_EXERCISE REQUIREMENTS_
List all lines of the data containing the word "answer".

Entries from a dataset
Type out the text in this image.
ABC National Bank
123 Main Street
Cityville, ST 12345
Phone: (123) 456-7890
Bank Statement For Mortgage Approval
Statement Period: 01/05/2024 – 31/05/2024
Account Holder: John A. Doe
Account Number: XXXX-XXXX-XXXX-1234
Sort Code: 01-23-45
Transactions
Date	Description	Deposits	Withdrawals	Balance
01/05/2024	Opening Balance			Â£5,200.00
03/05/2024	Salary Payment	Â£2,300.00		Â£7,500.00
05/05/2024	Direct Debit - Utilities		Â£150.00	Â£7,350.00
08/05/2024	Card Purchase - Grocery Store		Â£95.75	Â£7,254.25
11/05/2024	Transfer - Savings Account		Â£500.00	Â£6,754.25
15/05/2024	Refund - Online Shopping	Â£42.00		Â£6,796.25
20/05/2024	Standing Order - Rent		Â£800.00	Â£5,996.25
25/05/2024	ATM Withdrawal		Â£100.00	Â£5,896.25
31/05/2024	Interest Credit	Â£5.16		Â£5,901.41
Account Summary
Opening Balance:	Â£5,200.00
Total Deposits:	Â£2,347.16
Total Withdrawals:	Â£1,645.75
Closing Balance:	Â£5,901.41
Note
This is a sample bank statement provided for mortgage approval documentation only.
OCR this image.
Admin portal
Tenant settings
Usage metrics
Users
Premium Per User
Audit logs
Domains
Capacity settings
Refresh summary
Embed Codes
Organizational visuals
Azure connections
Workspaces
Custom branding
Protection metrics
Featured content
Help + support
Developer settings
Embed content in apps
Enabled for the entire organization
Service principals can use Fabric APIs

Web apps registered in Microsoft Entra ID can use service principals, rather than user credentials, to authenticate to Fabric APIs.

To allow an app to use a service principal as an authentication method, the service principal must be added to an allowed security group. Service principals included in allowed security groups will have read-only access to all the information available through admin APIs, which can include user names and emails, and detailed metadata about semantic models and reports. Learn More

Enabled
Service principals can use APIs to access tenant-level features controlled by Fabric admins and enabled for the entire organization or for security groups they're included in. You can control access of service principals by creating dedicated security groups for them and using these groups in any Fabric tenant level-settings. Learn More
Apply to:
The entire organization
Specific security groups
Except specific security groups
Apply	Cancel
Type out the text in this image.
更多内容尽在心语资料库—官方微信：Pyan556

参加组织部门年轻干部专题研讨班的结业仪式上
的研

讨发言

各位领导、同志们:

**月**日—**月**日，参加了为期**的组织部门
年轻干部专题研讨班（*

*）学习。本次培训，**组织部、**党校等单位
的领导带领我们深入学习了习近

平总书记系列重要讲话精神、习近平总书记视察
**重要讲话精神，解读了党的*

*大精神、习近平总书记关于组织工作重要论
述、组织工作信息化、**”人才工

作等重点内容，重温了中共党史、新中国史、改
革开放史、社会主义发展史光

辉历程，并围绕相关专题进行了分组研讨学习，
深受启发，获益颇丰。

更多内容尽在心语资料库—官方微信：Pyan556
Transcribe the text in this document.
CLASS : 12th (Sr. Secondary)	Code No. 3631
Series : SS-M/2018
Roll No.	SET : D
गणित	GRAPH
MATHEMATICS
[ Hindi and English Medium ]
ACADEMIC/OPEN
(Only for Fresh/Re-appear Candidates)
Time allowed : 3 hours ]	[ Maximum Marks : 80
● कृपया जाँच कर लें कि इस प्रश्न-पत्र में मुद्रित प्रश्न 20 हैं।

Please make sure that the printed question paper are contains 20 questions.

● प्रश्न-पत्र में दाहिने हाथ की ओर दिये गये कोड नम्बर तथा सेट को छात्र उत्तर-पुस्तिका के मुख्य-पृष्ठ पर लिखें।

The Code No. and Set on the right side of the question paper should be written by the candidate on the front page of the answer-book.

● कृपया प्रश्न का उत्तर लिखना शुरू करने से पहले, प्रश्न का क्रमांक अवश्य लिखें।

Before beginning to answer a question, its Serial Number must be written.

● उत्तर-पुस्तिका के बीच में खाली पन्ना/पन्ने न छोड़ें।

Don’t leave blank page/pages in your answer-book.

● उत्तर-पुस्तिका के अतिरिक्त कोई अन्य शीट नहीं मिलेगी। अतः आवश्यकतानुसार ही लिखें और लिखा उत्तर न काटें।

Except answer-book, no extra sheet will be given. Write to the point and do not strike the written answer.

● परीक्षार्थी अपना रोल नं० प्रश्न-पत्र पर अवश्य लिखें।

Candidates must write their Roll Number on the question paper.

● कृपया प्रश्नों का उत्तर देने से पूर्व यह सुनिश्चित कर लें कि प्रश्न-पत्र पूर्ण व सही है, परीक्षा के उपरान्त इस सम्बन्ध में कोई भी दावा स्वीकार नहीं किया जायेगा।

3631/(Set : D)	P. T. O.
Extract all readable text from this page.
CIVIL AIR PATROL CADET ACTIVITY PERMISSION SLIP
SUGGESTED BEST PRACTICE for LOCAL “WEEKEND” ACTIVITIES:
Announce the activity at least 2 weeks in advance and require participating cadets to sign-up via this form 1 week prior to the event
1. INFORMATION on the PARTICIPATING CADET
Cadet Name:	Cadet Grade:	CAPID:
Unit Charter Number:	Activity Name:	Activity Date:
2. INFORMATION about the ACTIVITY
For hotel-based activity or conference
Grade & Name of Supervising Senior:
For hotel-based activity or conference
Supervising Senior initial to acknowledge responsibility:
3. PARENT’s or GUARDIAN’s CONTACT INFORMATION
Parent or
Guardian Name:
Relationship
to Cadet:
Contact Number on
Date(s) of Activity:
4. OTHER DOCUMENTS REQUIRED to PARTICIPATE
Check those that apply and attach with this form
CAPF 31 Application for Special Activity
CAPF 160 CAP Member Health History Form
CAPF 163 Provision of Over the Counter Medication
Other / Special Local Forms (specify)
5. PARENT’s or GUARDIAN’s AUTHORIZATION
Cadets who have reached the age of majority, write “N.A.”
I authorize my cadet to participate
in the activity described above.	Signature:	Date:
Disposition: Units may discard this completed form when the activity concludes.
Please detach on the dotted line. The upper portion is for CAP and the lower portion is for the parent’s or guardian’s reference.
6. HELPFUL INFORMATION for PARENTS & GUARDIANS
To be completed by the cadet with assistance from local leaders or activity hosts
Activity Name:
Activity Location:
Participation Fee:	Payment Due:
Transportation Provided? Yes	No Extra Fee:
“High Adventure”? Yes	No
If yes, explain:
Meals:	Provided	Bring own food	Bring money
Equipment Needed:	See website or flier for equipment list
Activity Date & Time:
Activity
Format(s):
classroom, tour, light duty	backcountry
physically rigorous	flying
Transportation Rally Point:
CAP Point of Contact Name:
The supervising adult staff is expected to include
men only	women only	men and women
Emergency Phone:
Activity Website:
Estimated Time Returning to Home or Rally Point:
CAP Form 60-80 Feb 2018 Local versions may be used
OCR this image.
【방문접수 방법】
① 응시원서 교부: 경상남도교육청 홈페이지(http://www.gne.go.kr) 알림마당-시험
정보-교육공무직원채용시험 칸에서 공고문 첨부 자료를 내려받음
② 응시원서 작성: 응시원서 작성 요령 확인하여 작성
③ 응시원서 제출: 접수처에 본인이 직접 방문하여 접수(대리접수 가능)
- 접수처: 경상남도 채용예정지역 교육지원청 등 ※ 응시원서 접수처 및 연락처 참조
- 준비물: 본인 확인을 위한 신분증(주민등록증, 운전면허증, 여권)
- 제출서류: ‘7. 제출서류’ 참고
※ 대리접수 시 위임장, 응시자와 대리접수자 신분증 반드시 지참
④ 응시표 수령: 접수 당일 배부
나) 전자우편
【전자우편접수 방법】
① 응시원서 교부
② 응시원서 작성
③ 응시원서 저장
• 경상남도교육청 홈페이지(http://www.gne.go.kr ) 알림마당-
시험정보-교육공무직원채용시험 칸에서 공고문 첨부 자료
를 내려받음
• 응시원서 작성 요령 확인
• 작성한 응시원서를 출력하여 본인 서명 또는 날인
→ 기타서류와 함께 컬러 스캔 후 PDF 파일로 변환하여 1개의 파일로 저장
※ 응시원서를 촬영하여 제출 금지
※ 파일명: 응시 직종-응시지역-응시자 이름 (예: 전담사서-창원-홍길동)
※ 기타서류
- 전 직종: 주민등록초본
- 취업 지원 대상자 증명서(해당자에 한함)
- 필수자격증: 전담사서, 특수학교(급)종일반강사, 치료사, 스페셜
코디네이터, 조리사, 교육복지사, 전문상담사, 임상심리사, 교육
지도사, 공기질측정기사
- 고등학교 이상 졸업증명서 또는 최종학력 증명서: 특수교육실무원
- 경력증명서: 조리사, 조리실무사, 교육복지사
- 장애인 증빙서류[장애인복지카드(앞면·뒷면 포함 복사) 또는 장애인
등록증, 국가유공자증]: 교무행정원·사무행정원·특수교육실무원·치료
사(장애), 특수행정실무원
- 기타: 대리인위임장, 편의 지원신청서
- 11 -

_TASK OUTPUT_
The Code No. and Set on the right side of the question paper should be written by the candidate on the front page of the answer-book.
Before beginning to answer a question, its Serial Number must be written.
Don’t leave blank page/pages in your answer-book.
Except answer-book, no extra sheet will be given. Write to the point and do not strike the written answer.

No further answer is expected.